Goal — Reproduce the listing below verbatim.

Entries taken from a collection
########

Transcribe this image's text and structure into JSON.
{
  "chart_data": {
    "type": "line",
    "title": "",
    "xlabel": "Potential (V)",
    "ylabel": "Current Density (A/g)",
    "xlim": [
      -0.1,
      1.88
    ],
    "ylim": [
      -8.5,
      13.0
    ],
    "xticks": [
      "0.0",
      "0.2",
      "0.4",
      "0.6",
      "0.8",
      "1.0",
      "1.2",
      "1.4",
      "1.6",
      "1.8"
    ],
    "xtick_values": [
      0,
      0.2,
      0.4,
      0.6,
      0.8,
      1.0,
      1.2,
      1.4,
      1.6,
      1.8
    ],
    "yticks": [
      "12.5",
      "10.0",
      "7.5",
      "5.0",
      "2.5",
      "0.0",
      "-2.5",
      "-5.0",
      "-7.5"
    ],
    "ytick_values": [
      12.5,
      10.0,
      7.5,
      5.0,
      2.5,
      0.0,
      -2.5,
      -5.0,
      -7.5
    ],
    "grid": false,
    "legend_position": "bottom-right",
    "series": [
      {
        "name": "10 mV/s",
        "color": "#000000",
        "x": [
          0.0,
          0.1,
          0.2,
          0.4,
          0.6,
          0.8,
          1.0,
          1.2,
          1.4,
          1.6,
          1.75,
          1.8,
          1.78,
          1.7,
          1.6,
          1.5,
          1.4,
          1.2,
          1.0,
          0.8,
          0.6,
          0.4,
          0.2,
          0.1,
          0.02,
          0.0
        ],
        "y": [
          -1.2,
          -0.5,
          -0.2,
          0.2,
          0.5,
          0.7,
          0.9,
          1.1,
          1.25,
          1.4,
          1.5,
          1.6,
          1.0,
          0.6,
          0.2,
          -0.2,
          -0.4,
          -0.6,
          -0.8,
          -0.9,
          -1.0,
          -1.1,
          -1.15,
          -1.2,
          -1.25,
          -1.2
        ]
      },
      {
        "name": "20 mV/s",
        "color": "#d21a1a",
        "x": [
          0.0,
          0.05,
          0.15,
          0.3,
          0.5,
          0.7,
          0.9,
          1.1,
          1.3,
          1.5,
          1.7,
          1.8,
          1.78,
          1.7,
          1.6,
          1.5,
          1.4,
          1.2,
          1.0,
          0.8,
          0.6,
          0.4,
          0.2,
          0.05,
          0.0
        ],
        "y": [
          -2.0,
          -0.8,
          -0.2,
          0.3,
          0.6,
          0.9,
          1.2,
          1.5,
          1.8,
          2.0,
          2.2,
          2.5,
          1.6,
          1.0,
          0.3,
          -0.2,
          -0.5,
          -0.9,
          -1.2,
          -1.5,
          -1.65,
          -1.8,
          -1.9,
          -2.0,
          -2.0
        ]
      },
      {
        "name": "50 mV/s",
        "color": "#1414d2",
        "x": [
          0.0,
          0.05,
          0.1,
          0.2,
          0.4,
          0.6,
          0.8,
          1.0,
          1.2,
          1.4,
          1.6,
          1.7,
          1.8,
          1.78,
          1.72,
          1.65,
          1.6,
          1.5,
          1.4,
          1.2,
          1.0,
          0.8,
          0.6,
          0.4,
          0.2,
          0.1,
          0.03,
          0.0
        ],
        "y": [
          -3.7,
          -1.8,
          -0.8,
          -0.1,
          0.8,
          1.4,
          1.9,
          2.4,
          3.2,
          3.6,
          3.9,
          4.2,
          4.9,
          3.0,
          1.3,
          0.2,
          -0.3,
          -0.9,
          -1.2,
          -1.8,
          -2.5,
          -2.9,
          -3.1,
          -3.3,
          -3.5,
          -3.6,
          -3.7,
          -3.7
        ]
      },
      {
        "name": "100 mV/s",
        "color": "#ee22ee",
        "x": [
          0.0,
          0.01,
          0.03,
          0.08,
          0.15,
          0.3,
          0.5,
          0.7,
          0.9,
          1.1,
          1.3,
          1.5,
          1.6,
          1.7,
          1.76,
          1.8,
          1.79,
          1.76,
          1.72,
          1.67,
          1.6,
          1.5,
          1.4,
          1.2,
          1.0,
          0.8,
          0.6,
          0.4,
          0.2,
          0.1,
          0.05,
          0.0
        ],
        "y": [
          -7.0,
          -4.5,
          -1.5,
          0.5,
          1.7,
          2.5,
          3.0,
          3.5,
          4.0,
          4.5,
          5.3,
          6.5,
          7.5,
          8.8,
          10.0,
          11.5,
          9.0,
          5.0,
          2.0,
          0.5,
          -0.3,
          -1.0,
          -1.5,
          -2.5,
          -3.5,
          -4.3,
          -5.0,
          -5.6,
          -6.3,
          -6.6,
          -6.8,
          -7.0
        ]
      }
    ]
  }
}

########

Solution to this task —
Transcribe this image's text and structure into JSON.
{
  "chart_data": {
    "type": "line",
    "title": "",
    "xlabel": "Potential (V)",
    "ylabel": "Current Density (A/g)",
    "xlim": [
      -0.1,
      1.88
    ],
    "ylim": [
      -8.5,
      13.0
    ],
    "xticks": [
      "0.0",
      "0.2",
      "0.4",
      "0.6",
      "0.8",
      "1.0",
      "1.2",
      "1.4",
      "1.6",
      "1.8"
    ],
    "xtick_values": [
      0,
      0.2,
      0.4,
      0.6,
      0.8,
      1.0,
      1.2,
      1.4,
      1.6,
      1.8
    ],
    "yticks": [
      "12.5",
      "10.0",
      "7.5",
      "5.0",
      "2.5",
      "0.0",
      "-2.5",
      "-5.0",
      "-7.5"
    ],
    "ytick_values": [
      12.5,
      10.0,
      7.5,
      5.0,
      2.5,
      0.0,
      -2.5,
      -5.0,
      -7.5
    ],
    "grid": false,
    "legend_position": "bottom-right",
    "series": [
      {
        "name": "10 mV/s",
        "color": "#000000",
        "x": [
          0.0,
          0.1,
          0.2,
          0.4,
          0.6,
          0.8,
          1.0,
          1.2,
          1.4,
          1.6,
          1.75,
          1.8,
          1.78,
          1.7,
          1.6,
          1.5,
          1.4,
          1.2,
          1.0,
          0.8,
          0.6,
          0.4,
          0.2,
          0.1,
          0.02,
          0.0
        ],
        "y": [
          -1.2,
          -0.5,
          -0.2,
          0.2,
          0.5,
          0.7,
          0.9,
          1.1,
          1.25,
          1.4,
          1.5,
          1.6,
          1.0,
          0.6,
          0.2,
          -0.2,
          -0.4,
          -0.6,
          -0.8,
          -0.9,
          -1.0,
          -1.1,
          -1.15,
          -1.2,
          -1.25,
          -1.2
        ]
      },
      {
        "name": "20 mV/s",
        "color": "#d21a1a",
        "x": [
          0.0,
          0.05,
          0.15,
          0.3,
          0.5,
          0.7,
          0.9,
          1.1,
          1.3,
          1.5,
          1.7,
          1.8,
          1.78,
          1.7,
          1.6,
          1.5,
          1.4,
          1.2,
          1.0,
          0.8,
          0.6,
          0.4,
          0.2,
          0.05,
          0.0
        ],
        "y": [
          -2.0,
          -0.8,
          -0.2,
          0.3,
          0.6,
          0.9,
          1.2,
          1.5,
          1.8,
          2.0,
          2.2,
          2.5,
          1.6,
          1.0,
          0.3,
          -0.2,
          -0.5,
          -0.9,
          -1.2,
          -1.5,
          -1.65,
          -1.8,
          -1.9,
          -2.0,
          -2.0
        ]
      },
      {
        "name": "50 mV/s",
        "color": "#1414d2",
        "x": [
          0.0,
          0.05,
          0.1,
          0.2,
          0.4,
          0.6,
          0.8,
          1.0,
          1.2,
          1.4,
          1.6,
          1.7,
          1.8,
          1.78,
          1.72,
          1.65,
          1.6,
          1.5,
          1.4,
          1.2,
          1.0,
          0.8,
          0.6,
          0.4,
          0.2,
          0.1,
          0.03,
          0.0
        ],
        "y": [
          -3.7,
          -1.8,
          -0.8,
          -0.1,
          0.8,
          1.4,
          1.9,
          2.4,
          3.2,
          3.6,
          3.9,
          4.2,
          4.9,
          3.0,
          1.3,
          0.2,
          -0.3,
          -0.9,
          -1.2,
          -1.8,
          -2.5,
          -2.9,
          -3.1,
          -3.3,
          -3.5,
          -3.6,
          -3.7,
          -3.7
        ]
      },
      {
        "name": "100 mV/s",
        "color": "#ee22ee",
        "x": [
          0.0,
          0.01,
          0.03,
          0.08,
          0.15,
          0.3,
          0.5,
          0.7,
          0.9,
          1.1,
          1.3,
          1.5,
          1.6,
          1.7,
          1.76,
          1.8,
          1.79,
          1.76,
          1.72,
          1.67,
          1.6,
          1.5,
          1.4,
          1.2,
          1.0,
          0.8,
          0.6,
          0.4,
          0.2,
          0.1,
          0.05,
          0.0
        ],
        "y": [
          -7.0,
          -4.5,
          -1.5,
          0.5,
          1.7,
          2.5,
          3.0,
          3.5,
          4.0,
          4.5,
          5.3,
          6.5,
          7.5,
          8.8,
          10.0,
          11.5,
          9.0,
          5.0,
          2.0,
          0.5,
          -0.3,
          -1.0,
          -1.5,
          -2.5,
          -3.5,
          -4.3,
          -5.0,
          -5.6,
          -6.3,
          -6.6,
          -6.8,
          -7.0
        ]
      }
    ]
  }
}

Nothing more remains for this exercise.